Copy the data word for word, keeping every line.

Material for this task:
========

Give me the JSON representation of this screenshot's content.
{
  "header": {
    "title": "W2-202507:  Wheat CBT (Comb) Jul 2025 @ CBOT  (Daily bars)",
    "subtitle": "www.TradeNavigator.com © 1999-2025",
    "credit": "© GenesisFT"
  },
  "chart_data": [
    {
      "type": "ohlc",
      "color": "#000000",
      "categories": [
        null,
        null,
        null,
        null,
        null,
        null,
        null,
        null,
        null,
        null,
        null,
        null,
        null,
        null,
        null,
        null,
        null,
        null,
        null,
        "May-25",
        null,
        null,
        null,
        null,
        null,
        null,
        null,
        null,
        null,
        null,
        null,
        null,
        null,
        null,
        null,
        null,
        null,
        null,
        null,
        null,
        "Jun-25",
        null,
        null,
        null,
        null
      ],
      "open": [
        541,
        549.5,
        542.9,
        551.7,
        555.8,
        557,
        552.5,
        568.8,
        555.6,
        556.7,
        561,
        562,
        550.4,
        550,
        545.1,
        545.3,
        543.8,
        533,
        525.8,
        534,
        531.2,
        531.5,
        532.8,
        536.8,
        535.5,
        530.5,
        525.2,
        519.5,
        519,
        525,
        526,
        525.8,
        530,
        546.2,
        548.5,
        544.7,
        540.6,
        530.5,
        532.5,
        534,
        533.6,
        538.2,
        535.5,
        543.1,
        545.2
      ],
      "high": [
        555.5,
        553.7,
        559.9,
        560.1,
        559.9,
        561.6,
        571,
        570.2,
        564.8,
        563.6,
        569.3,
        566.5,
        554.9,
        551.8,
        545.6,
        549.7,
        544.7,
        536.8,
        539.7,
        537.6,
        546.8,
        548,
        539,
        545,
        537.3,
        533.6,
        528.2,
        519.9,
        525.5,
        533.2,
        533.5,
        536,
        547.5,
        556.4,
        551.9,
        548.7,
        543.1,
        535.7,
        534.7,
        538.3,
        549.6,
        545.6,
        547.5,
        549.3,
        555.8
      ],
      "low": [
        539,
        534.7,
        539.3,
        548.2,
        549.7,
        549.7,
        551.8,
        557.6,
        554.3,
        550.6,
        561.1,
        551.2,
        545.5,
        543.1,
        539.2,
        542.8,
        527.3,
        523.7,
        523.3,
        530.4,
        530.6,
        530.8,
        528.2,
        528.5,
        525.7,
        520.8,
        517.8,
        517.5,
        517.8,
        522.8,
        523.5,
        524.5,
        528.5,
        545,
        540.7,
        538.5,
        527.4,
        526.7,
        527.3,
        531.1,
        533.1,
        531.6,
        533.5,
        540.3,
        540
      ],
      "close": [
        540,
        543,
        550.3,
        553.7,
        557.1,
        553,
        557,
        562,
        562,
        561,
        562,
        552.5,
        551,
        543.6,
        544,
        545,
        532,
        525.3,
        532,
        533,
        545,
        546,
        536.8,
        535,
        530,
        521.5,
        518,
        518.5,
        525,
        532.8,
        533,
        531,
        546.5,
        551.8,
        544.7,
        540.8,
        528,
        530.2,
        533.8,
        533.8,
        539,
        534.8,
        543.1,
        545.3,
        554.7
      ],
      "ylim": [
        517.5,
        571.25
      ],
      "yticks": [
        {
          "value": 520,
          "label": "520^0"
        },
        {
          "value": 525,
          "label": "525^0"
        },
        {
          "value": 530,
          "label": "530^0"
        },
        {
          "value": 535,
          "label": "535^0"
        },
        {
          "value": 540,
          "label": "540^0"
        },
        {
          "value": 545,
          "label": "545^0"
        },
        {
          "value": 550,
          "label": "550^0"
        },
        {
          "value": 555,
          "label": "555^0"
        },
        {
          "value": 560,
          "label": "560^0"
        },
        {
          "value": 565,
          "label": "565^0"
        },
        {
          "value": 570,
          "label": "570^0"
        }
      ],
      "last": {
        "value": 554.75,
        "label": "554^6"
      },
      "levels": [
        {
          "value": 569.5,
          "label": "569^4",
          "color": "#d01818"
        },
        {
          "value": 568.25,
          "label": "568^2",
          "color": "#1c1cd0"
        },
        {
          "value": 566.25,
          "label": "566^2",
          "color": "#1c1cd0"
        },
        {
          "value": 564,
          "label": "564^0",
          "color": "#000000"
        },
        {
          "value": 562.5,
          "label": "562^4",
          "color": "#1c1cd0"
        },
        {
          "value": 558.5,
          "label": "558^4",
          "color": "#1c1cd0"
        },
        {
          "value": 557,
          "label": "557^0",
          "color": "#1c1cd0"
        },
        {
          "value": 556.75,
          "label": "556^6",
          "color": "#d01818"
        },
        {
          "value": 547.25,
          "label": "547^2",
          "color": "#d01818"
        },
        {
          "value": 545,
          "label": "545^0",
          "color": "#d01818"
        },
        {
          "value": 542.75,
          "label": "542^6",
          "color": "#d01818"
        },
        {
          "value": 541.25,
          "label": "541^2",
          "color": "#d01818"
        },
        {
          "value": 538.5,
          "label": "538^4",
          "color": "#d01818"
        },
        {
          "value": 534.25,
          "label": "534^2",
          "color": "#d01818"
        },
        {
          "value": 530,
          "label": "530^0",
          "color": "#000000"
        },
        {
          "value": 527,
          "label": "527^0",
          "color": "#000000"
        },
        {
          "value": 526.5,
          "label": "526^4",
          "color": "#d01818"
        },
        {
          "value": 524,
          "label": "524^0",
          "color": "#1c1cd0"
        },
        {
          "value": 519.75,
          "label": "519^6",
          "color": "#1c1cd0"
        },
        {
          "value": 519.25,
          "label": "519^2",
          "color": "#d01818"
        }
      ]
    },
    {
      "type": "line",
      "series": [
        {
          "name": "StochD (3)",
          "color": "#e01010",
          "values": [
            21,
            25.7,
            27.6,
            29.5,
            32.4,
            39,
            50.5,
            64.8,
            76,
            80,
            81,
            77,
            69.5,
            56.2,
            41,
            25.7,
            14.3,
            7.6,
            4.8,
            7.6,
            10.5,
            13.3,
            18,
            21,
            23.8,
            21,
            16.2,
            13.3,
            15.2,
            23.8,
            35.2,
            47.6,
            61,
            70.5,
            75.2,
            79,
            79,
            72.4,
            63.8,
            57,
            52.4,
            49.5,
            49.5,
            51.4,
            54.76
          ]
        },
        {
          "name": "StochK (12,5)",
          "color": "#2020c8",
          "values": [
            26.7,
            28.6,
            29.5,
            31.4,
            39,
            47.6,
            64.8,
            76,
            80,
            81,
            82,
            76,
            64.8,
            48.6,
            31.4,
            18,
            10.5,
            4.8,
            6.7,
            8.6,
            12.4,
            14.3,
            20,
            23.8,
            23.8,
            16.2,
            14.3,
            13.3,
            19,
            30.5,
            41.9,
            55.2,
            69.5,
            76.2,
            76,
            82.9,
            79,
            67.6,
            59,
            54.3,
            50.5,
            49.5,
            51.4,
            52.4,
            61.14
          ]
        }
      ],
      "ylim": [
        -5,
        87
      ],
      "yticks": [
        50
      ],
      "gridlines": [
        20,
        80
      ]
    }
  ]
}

========

Your response:
Give me the JSON representation of this screenshot's content.
{
  "header": {
    "title": "W2-202507:  Wheat CBT (Comb) Jul 2025 @ CBOT  (Daily bars)",
    "subtitle": "www.TradeNavigator.com © 1999-2025",
    "credit": "© GenesisFT"
  },
  "chart_data": [
    {
      "type": "ohlc",
      "color": "#000000",
      "categories": [
        null,
        null,
        null,
        null,
        null,
        null,
        null,
        null,
        null,
        null,
        null,
        null,
        null,
        null,
        null,
        null,
        null,
        null,
        null,
        "May-25",
        null,
        null,
        null,
        null,
        null,
        null,
        null,
        null,
        null,
        null,
        null,
        null,
        null,
        null,
        null,
        null,
        null,
        null,
        null,
        null,
        "Jun-25",
        null,
        null,
        null,
        null
      ],
      "open": [
        541,
        549.5,
        542.9,
        551.7,
        555.8,
        557,
        552.5,
        568.8,
        555.6,
        556.7,
        561,
        562,
        550.4,
        550,
        545.1,
        545.3,
        543.8,
        533,
        525.8,
        534,
        531.2,
        531.5,
        532.8,
        536.8,
        535.5,
        530.5,
        525.2,
        519.5,
        519,
        525,
        526,
        525.8,
        530,
        546.2,
        548.5,
        544.7,
        540.6,
        530.5,
        532.5,
        534,
        533.6,
        538.2,
        535.5,
        543.1,
        545.2
      ],
      "high": [
        555.5,
        553.7,
        559.9,
        560.1,
        559.9,
        561.6,
        571,
        570.2,
        564.8,
        563.6,
        569.3,
        566.5,
        554.9,
        551.8,
        545.6,
        549.7,
        544.7,
        536.8,
        539.7,
        537.6,
        546.8,
        548,
        539,
        545,
        537.3,
        533.6,
        528.2,
        519.9,
        525.5,
        533.2,
        533.5,
        536,
        547.5,
        556.4,
        551.9,
        548.7,
        543.1,
        535.7,
        534.7,
        538.3,
        549.6,
        545.6,
        547.5,
        549.3,
        555.8
      ],
      "low": [
        539,
        534.7,
        539.3,
        548.2,
        549.7,
        549.7,
        551.8,
        557.6,
        554.3,
        550.6,
        561.1,
        551.2,
        545.5,
        543.1,
        539.2,
        542.8,
        527.3,
        523.7,
        523.3,
        530.4,
        530.6,
        530.8,
        528.2,
        528.5,
        525.7,
        520.8,
        517.8,
        517.5,
        517.8,
        522.8,
        523.5,
        524.5,
        528.5,
        545,
        540.7,
        538.5,
        527.4,
        526.7,
        527.3,
        531.1,
        533.1,
        531.6,
        533.5,
        540.3,
        540
      ],
      "close": [
        540,
        543,
        550.3,
        553.7,
        557.1,
        553,
        557,
        562,
        562,
        561,
        562,
        552.5,
        551,
        543.6,
        544,
        545,
        532,
        525.3,
        532,
        533,
        545,
        546,
        536.8,
        535,
        530,
        521.5,
        518,
        518.5,
        525,
        532.8,
        533,
        531,
        546.5,
        551.8,
        544.7,
        540.8,
        528,
        530.2,
        533.8,
        533.8,
        539,
        534.8,
        543.1,
        545.3,
        554.7
      ],
      "ylim": [
        517.5,
        571.25
      ],
      "yticks": [
        {
          "value": 520,
          "label": "520^0"
        },
        {
          "value": 525,
          "label": "525^0"
        },
        {
          "value": 530,
          "label": "530^0"
        },
        {
          "value": 535,
          "label": "535^0"
        },
        {
          "value": 540,
          "label": "540^0"
        },
        {
          "value": 545,
          "label": "545^0"
        },
        {
          "value": 550,
          "label": "550^0"
        },
        {
          "value": 555,
          "label": "555^0"
        },
        {
          "value": 560,
          "label": "560^0"
        },
        {
          "value": 565,
          "label": "565^0"
        },
        {
          "value": 570,
          "label": "570^0"
        }
      ],
      "last": {
        "value": 554.75,
        "label": "554^6"
      },
      "levels": [
        {
          "value": 569.5,
          "label": "569^4",
          "color": "#d01818"
        },
        {
          "value": 568.25,
          "label": "568^2",
          "color": "#1c1cd0"
        },
        {
          "value": 566.25,
          "label": "566^2",
          "color": "#1c1cd0"
        },
        {
          "value": 564,
          "label": "564^0",
          "color": "#000000"
        },
        {
          "value": 562.5,
          "label": "562^4",
          "color": "#1c1cd0"
        },
        {
          "value": 558.5,
          "label": "558^4",
          "color": "#1c1cd0"
        },
        {
          "value": 557,
          "label": "557^0",
          "color": "#1c1cd0"
        },
        {
          "value": 556.75,
          "label": "556^6",
          "color": "#d01818"
        },
        {
          "value": 547.25,
          "label": "547^2",
          "color": "#d01818"
        },
        {
          "value": 545,
          "label": "545^0",
          "color": "#d01818"
        },
        {
          "value": 542.75,
          "label": "542^6",
          "color": "#d01818"
        },
        {
          "value": 541.25,
          "label": "541^2",
          "color": "#d01818"
        },
        {
          "value": 538.5,
          "label": "538^4",
          "color": "#d01818"
        },
        {
          "value": 534.25,
          "label": "534^2",
          "color": "#d01818"
        },
        {
          "value": 530,
          "label": "530^0",
          "color": "#000000"
        },
        {
          "value": 527,
          "label": "527^0",
          "color": "#000000"
        },
        {
          "value": 526.5,
          "label": "526^4",
          "color": "#d01818"
        },
        {
          "value": 524,
          "label": "524^0",
          "color": "#1c1cd0"
        },
        {
          "value": 519.75,
          "label": "519^6",
          "color": "#1c1cd0"
        },
        {
          "value": 519.25,
          "label": "519^2",
          "color": "#d01818"
        }
      ]
    },
    {
      "type": "line",
      "series": [
        {
          "name": "StochD (3)",
          "color": "#e01010",
          "values": [
            21,
            25.7,
            27.6,
            29.5,
            32.4,
            39,
            50.5,
            64.8,
            76,
            80,
            81,
            77,
            69.5,
            56.2,
            41,
            25.7,
            14.3,
            7.6,
            4.8,
            7.6,
            10.5,
            13.3,
            18,
            21,
            23.8,
            21,
            16.2,
            13.3,
            15.2,
            23.8,
            35.2,
            47.6,
            61,
            70.5,
            75.2,
            79,
            79,
            72.4,
            63.8,
            57,
            52.4,
            49.5,
            49.5,
            51.4,
            54.76
          ]
        },
        {
          "name": "StochK (12,5)",
          "color": "#2020c8",
          "values": [
            26.7,
            28.6,
            29.5,
            31.4,
            39,
            47.6,
            64.8,
            76,
            80,
            81,
            82,
            76,
            64.8,
            48.6,
            31.4,
            18,
            10.5,
            4.8,
            6.7,
            8.6,
            12.4,
            14.3,
            20,
            23.8,
            23.8,
            16.2,
            14.3,
            13.3,
            19,
            30.5,
            41.9,
            55.2,
            69.5,
            76.2,
            76,
            82.9,
            79,
            67.6,
            59,
            54.3,
            50.5,
            49.5,
            51.4,
            52.4,
            61.14
          ]
        }
      ],
      "ylim": [
        -5,
        87
      ],
      "yticks": [
        50
      ],
      "gridlines": [
        20,
        80
      ]
    }
  ]
}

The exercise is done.